▶ Given instruction: Looking through the listing, how many of its lines hold the word "JSON"? Answer with only the number.
-- START Data section --
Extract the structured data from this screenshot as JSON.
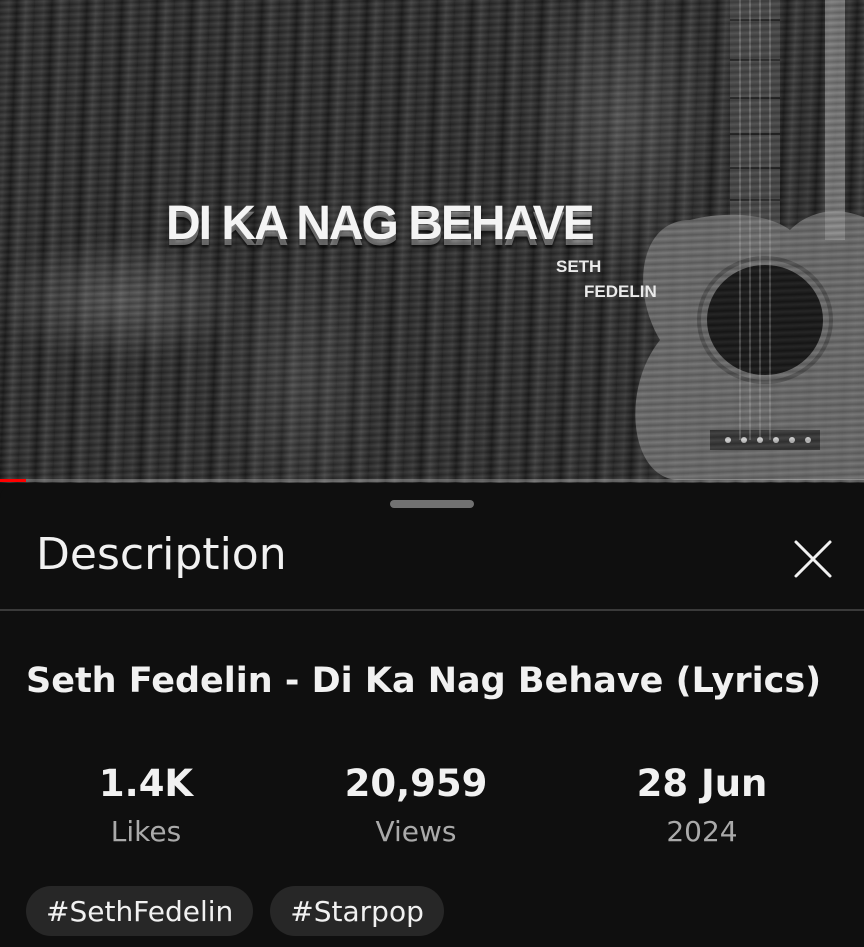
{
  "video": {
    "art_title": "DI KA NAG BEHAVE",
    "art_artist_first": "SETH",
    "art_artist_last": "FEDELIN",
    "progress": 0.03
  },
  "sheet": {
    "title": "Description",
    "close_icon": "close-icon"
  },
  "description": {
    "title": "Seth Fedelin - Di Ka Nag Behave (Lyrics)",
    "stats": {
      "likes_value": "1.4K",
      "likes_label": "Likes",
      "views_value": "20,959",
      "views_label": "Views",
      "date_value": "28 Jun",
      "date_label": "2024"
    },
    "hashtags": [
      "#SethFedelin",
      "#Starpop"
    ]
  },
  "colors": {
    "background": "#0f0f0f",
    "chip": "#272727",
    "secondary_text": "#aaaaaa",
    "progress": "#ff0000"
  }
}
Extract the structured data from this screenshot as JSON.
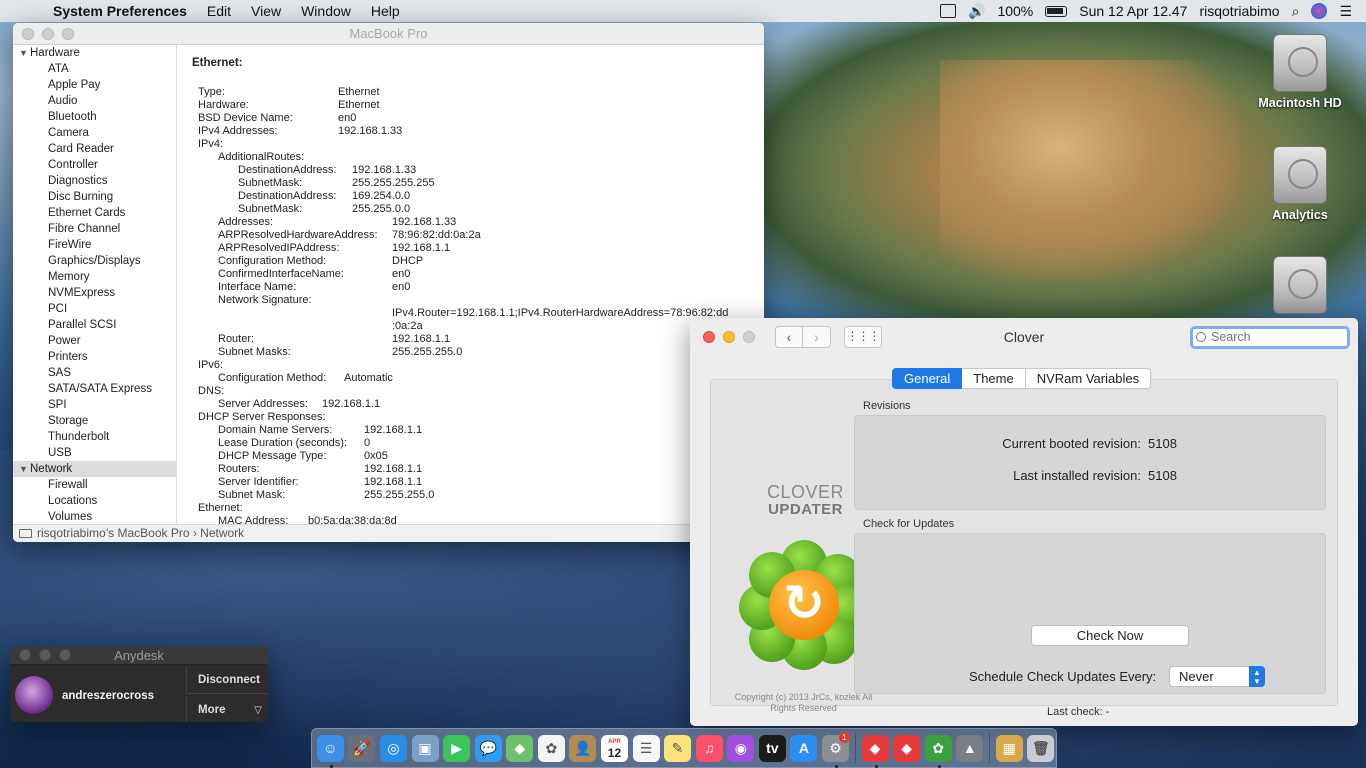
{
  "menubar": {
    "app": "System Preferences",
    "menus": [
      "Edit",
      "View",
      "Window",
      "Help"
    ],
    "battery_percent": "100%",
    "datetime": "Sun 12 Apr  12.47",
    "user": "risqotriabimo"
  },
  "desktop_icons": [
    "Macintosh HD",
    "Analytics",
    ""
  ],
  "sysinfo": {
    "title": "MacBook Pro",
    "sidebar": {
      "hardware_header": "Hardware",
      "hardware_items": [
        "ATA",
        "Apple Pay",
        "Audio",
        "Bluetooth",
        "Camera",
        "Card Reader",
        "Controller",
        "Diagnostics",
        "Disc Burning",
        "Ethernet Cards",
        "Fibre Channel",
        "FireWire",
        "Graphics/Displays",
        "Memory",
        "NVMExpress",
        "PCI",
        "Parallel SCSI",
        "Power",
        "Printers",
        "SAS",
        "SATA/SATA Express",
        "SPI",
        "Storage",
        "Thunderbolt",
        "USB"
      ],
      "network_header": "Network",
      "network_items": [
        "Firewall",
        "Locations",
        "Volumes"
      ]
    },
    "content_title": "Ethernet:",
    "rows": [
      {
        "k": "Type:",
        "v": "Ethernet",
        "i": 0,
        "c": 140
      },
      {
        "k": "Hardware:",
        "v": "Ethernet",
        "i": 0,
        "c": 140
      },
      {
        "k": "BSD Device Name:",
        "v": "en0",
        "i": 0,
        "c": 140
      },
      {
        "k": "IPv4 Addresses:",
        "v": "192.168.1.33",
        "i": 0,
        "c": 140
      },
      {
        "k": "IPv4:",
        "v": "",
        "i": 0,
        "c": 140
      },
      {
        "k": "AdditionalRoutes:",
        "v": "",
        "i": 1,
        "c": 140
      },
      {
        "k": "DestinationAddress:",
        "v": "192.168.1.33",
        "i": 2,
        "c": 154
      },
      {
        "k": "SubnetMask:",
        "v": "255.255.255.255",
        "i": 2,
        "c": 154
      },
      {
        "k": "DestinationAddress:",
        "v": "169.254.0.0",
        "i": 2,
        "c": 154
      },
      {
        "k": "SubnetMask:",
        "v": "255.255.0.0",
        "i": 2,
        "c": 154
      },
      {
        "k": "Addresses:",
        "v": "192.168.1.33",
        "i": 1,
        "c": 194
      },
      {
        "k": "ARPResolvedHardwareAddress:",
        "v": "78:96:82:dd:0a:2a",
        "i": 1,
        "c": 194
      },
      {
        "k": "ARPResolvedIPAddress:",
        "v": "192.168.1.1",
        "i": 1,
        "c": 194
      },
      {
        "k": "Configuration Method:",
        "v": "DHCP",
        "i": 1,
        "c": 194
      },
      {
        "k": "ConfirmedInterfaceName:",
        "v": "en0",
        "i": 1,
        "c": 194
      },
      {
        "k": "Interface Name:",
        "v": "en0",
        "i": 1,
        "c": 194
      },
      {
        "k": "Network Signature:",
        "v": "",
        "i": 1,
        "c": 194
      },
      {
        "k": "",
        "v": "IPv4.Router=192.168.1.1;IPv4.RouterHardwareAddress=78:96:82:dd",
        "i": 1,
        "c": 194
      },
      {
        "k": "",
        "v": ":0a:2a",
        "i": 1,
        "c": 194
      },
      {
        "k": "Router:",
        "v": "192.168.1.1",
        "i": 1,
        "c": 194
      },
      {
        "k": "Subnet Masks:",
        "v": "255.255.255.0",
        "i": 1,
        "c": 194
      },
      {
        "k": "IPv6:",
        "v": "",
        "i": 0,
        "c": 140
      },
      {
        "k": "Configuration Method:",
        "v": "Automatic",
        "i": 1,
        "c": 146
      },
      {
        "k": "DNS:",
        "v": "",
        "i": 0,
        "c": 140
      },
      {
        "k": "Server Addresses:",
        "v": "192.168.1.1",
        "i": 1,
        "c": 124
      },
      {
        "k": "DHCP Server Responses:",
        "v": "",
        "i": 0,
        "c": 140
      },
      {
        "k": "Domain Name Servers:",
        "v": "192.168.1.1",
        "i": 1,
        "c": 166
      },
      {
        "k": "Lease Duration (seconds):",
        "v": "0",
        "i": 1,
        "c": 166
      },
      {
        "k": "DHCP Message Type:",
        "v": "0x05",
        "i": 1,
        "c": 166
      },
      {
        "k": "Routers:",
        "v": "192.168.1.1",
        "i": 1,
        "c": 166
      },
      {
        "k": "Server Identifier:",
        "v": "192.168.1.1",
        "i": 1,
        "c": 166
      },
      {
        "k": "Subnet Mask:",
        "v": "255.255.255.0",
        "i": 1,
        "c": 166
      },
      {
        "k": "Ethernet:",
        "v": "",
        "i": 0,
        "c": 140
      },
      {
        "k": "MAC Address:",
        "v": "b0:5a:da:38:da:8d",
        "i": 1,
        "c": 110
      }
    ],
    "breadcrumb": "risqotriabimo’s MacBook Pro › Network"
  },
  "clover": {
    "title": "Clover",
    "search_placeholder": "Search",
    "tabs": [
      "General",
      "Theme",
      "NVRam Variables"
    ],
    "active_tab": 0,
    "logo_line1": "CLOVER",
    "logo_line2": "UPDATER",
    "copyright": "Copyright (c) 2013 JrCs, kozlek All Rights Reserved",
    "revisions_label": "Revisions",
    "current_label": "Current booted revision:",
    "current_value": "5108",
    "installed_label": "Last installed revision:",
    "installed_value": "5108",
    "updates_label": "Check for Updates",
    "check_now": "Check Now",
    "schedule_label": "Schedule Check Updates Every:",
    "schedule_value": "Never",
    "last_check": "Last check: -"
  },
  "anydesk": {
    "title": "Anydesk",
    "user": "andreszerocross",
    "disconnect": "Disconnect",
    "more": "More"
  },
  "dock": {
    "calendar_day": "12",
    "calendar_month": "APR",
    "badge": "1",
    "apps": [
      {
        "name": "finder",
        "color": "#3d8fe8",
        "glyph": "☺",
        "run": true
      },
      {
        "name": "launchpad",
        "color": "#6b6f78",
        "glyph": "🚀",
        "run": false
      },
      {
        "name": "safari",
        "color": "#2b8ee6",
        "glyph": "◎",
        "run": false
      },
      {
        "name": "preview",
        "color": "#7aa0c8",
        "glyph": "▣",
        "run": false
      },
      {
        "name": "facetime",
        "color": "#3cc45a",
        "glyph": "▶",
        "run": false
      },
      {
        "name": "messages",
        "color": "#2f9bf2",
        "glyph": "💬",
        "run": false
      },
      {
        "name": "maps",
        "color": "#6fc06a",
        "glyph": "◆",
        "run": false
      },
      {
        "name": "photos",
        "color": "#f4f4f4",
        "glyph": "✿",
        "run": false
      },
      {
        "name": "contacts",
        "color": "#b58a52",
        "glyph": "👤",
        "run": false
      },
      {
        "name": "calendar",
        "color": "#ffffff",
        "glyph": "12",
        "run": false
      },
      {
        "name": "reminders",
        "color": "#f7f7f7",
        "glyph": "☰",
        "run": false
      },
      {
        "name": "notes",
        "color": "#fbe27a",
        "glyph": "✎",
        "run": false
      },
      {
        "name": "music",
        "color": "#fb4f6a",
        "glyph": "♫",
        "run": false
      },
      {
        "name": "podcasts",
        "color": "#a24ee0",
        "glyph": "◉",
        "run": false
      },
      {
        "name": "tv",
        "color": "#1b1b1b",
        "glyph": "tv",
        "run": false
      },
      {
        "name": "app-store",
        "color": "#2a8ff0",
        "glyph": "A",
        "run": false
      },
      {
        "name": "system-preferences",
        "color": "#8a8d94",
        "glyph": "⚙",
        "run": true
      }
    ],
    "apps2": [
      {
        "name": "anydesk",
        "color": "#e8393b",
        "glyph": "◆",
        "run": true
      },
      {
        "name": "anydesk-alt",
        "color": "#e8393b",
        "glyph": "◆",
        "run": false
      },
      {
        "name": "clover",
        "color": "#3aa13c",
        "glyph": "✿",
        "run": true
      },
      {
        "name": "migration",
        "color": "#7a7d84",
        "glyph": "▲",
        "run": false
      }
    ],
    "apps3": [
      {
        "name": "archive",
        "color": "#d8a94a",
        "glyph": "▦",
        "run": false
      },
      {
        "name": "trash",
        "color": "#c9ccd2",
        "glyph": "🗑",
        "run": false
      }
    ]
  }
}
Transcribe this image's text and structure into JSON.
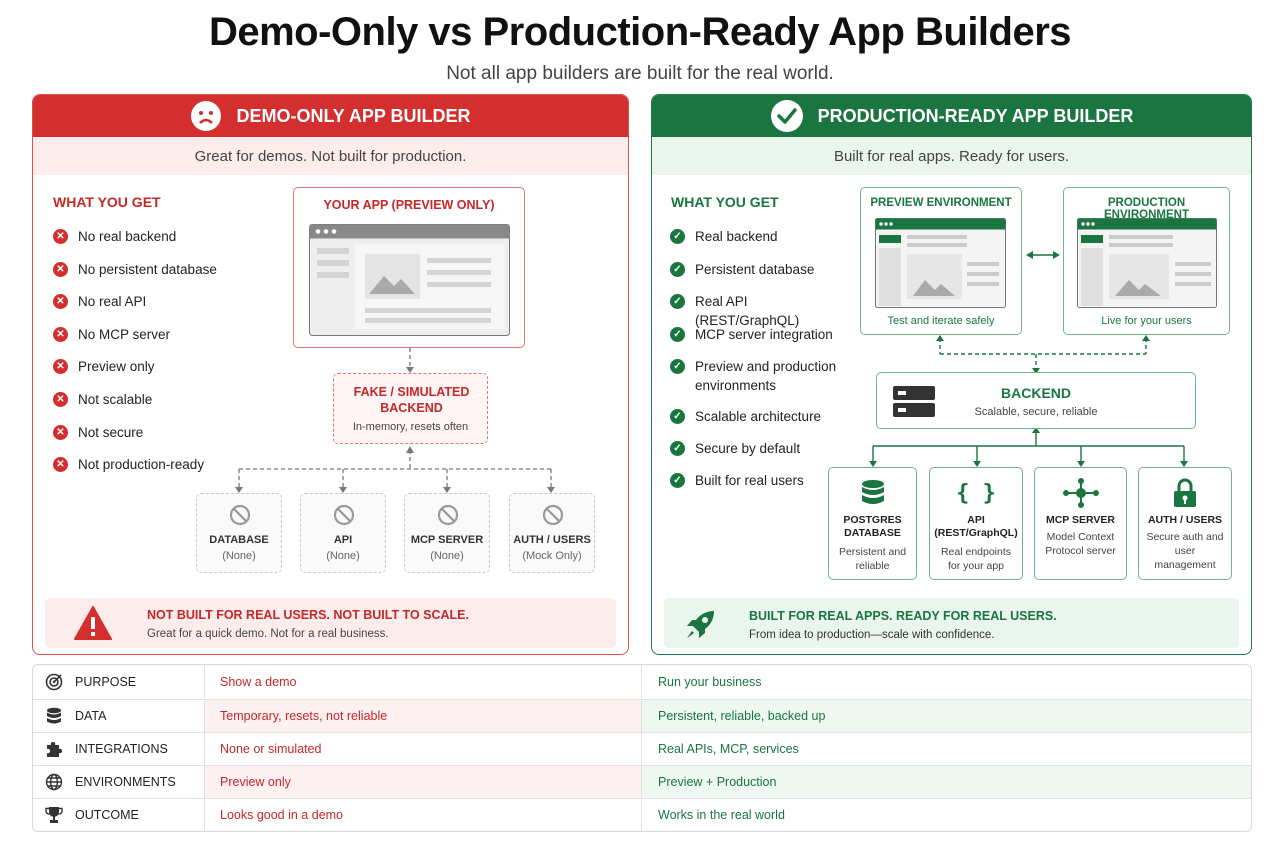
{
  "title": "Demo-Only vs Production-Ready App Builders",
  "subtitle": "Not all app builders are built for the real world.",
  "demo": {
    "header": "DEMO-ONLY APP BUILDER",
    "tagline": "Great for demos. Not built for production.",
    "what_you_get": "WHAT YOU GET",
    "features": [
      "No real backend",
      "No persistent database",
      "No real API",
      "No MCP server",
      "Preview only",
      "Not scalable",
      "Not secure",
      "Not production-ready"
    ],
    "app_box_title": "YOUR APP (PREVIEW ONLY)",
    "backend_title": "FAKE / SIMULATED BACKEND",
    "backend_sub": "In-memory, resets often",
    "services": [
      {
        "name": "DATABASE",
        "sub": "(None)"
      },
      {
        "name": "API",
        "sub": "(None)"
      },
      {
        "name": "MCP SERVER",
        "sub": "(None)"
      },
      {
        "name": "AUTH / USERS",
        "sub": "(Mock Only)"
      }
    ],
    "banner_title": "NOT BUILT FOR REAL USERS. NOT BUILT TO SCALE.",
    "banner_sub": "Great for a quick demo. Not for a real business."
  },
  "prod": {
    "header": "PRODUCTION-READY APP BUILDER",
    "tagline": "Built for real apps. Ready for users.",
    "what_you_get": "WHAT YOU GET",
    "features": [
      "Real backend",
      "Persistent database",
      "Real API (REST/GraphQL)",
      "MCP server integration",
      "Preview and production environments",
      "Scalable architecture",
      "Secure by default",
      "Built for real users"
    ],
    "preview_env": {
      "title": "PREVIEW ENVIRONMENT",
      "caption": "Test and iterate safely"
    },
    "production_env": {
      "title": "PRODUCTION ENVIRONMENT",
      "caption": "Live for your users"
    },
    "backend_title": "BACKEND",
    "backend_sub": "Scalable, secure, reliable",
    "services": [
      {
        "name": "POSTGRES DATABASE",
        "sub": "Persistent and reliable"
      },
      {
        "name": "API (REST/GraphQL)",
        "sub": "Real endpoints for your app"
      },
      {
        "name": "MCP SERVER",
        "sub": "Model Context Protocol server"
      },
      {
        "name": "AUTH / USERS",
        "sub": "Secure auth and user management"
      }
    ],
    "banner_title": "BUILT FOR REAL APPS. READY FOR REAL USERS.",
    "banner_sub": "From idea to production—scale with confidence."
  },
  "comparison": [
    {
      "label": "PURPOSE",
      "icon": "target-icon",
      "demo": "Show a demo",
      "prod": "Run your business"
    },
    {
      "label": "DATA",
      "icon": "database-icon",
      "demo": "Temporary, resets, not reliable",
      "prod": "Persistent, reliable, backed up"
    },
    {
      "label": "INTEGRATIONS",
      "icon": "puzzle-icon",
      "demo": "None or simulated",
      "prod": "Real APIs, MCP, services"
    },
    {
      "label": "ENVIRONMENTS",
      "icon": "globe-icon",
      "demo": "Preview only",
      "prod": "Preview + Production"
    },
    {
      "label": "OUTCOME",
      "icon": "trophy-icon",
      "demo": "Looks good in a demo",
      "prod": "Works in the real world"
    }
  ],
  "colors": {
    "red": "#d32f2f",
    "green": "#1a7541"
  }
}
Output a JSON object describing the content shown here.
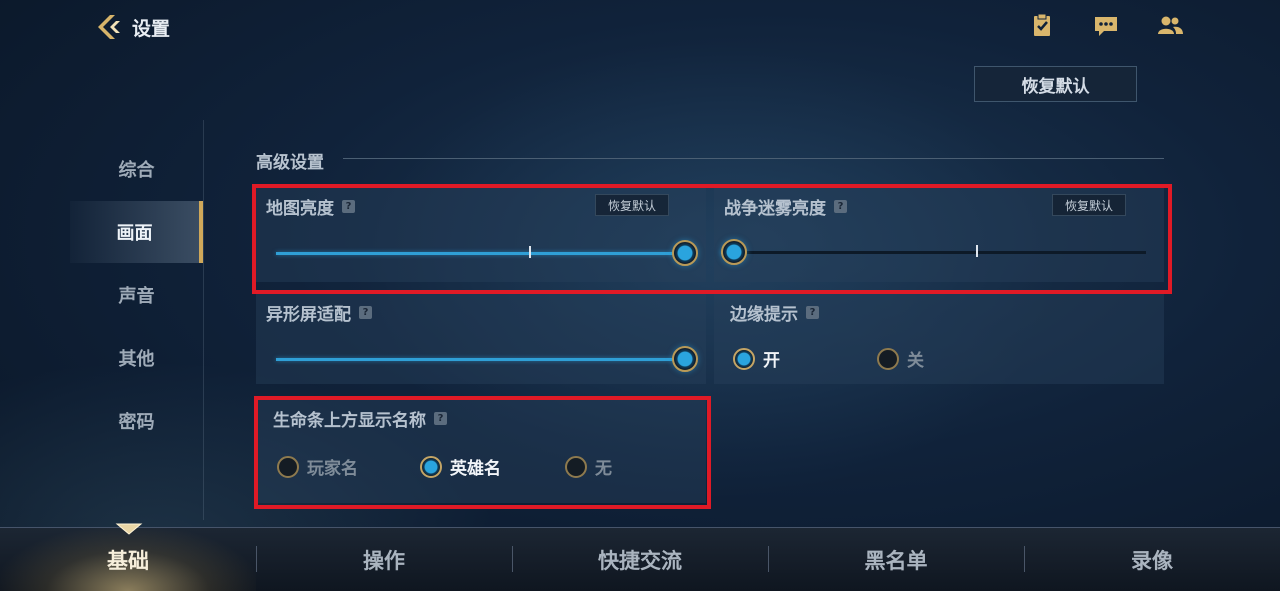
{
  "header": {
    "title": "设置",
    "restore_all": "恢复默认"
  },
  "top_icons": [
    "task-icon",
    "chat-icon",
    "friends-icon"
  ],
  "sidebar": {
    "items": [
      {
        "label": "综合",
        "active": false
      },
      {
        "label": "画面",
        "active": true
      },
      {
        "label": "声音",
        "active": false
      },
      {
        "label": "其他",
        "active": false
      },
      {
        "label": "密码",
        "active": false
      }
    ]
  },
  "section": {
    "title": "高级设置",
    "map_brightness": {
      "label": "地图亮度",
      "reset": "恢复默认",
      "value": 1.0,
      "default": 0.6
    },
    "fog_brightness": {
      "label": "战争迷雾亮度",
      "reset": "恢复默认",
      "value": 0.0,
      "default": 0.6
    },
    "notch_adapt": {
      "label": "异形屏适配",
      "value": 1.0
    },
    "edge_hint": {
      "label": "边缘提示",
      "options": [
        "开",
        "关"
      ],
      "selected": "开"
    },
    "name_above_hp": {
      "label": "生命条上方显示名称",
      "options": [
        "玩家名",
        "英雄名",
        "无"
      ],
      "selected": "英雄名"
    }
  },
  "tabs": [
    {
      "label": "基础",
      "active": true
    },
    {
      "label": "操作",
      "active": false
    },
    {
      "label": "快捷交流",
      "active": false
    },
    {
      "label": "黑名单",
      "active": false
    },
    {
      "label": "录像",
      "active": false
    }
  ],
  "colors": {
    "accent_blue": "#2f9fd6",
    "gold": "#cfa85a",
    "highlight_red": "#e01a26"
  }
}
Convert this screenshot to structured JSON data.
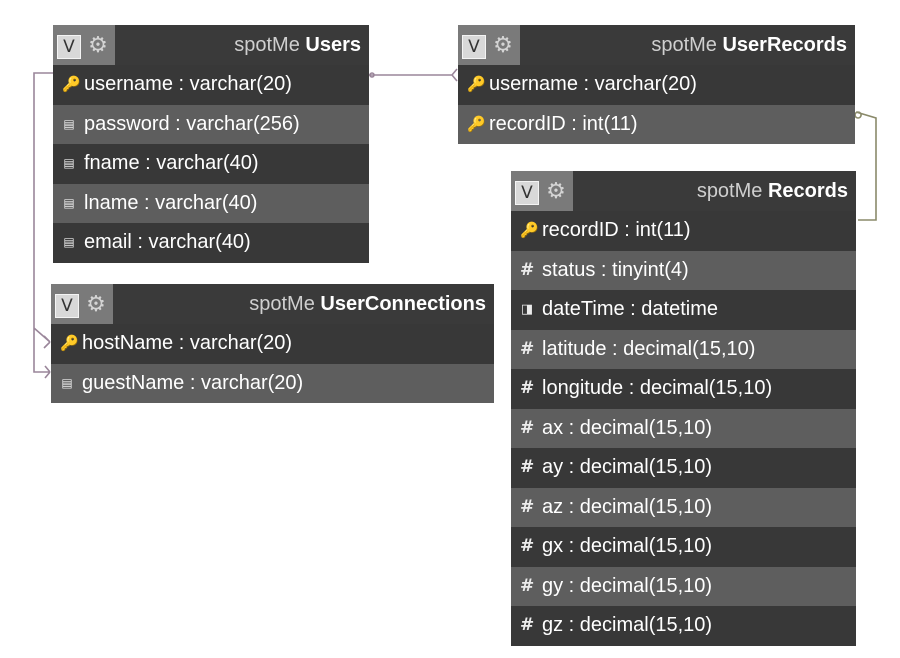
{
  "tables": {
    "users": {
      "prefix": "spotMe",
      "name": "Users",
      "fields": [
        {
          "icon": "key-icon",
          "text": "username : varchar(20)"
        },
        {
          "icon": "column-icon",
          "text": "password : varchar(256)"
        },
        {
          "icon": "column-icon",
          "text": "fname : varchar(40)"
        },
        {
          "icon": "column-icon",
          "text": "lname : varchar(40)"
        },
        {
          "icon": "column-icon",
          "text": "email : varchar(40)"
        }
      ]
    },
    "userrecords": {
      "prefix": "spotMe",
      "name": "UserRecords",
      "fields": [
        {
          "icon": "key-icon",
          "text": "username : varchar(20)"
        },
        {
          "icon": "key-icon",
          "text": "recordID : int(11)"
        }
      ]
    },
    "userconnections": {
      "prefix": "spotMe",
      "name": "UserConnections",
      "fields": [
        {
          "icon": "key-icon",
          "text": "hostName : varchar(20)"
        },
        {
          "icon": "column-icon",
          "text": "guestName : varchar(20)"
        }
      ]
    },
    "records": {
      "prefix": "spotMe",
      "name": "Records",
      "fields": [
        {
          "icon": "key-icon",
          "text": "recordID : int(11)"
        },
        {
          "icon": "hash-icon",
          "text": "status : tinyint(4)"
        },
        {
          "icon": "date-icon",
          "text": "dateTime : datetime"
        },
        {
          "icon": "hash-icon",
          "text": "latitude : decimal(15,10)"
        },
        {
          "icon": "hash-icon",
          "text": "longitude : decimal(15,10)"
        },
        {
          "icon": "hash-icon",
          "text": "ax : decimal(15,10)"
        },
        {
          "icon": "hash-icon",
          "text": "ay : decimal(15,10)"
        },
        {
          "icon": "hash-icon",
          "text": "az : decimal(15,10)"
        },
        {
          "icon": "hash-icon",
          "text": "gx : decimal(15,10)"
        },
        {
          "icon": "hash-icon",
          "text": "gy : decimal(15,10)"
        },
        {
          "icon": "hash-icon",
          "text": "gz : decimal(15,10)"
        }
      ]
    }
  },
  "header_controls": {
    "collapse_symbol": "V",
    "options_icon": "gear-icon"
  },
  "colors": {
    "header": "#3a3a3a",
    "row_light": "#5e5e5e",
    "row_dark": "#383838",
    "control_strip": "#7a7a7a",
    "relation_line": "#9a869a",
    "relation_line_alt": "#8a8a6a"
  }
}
-- END Data section --
▶ Result for this task: 5